Your task:
Could you reproduce verbatim the stretch of lines from the one containing "y-tick-label: Shido / Pistol-Grip" through the one containing "y-axis-tick-labels: Shido /", both included?

§

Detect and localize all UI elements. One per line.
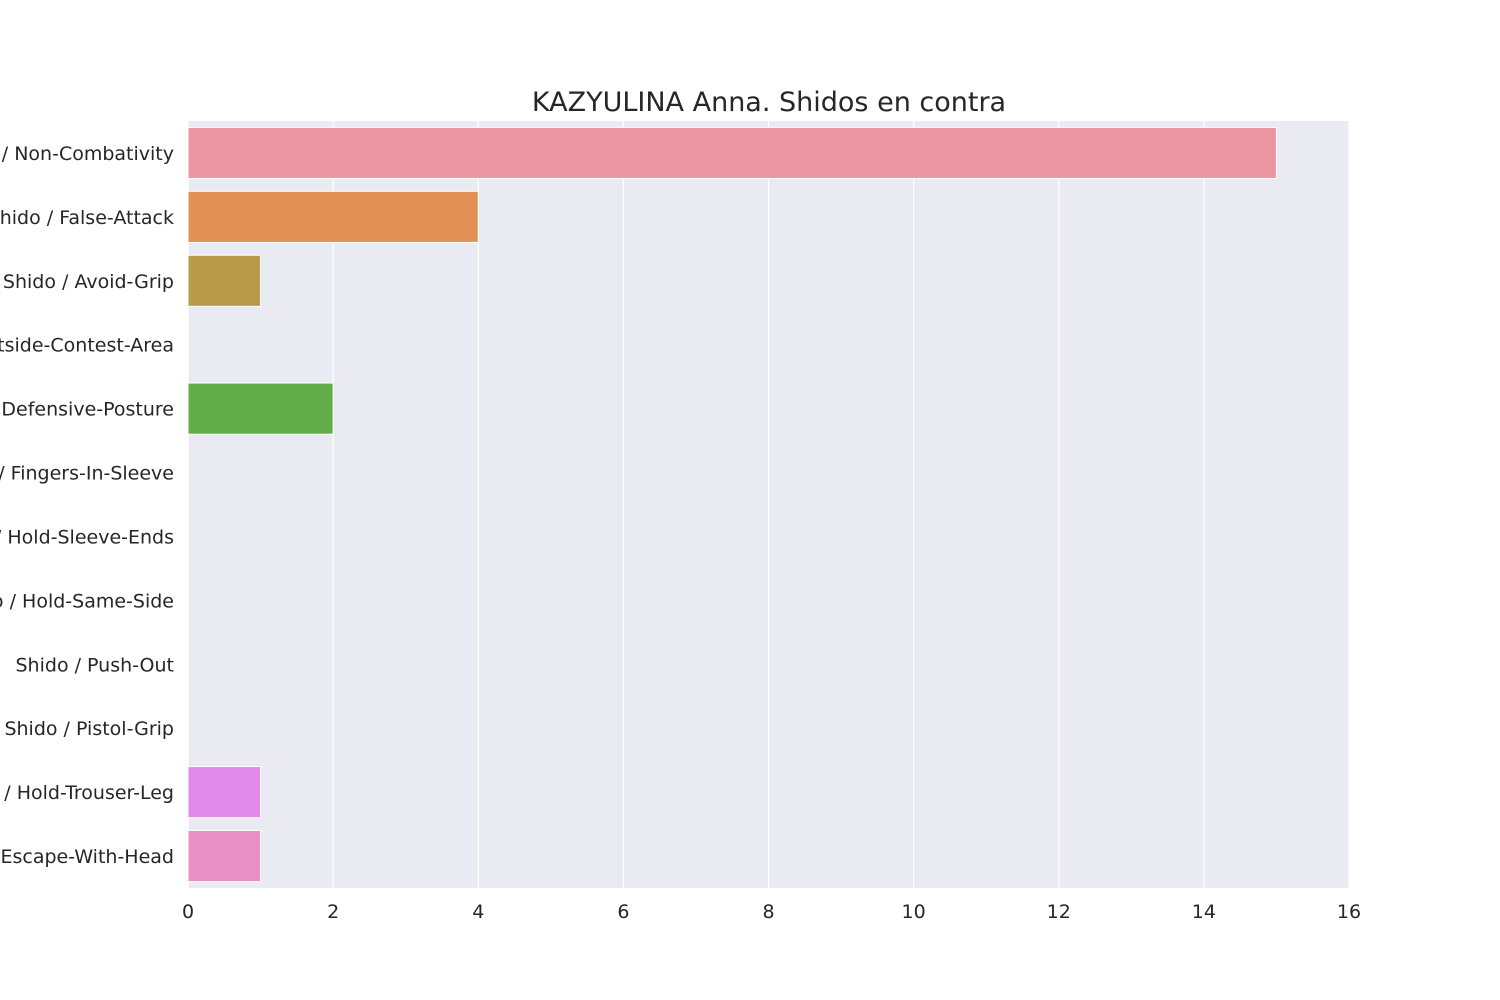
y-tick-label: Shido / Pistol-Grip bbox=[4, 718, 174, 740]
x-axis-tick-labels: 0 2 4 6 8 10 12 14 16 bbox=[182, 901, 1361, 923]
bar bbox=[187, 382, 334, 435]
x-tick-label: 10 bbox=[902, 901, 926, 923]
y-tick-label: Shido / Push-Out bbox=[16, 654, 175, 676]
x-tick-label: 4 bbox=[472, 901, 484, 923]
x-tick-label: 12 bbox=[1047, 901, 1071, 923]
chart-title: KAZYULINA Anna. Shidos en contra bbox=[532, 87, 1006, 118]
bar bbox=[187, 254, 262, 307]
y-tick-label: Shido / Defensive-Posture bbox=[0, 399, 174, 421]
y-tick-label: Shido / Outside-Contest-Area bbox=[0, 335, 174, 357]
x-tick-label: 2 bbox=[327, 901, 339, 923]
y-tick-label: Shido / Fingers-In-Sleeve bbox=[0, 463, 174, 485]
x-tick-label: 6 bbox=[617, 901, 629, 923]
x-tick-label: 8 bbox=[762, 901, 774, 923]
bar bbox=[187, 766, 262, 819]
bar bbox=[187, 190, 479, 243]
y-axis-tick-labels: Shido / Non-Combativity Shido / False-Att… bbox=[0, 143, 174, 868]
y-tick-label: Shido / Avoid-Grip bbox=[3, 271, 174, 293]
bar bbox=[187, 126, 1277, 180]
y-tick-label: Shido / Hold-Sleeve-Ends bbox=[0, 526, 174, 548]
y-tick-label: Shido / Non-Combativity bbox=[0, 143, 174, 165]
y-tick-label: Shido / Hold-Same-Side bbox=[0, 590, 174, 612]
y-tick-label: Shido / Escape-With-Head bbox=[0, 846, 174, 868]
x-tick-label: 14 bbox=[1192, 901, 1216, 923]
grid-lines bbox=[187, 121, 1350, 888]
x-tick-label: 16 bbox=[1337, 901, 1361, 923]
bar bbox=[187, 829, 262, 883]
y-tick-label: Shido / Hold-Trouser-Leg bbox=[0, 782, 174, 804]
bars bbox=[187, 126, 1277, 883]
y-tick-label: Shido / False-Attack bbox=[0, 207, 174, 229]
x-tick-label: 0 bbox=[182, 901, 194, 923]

§

Expected output:
y-tick-label: Shido / Pistol-Grip bbox=[4, 718, 174, 740]
x-axis-tick-labels: 0 2 4 6 8 10 12 14 16 bbox=[182, 901, 1361, 923]
bar bbox=[187, 382, 334, 435]
x-tick-label: 10 bbox=[902, 901, 926, 923]
y-tick-label: Shido / Push-Out bbox=[16, 654, 175, 676]
x-tick-label: 4 bbox=[472, 901, 484, 923]
x-tick-label: 12 bbox=[1047, 901, 1071, 923]
chart-title: KAZYULINA Anna. Shidos en contra bbox=[532, 87, 1006, 118]
bar bbox=[187, 254, 262, 307]
y-tick-label: Shido / Defensive-Posture bbox=[0, 399, 174, 421]
y-tick-label: Shido / Outside-Contest-Area bbox=[0, 335, 174, 357]
x-tick-label: 2 bbox=[327, 901, 339, 923]
y-tick-label: Shido / Fingers-In-Sleeve bbox=[0, 463, 174, 485]
x-tick-label: 6 bbox=[617, 901, 629, 923]
x-tick-label: 8 bbox=[762, 901, 774, 923]
bar bbox=[187, 766, 262, 819]
bar bbox=[187, 190, 479, 243]
y-axis-tick-labels: Shido / Non-Combativity Shido / False-Att… bbox=[0, 143, 174, 868]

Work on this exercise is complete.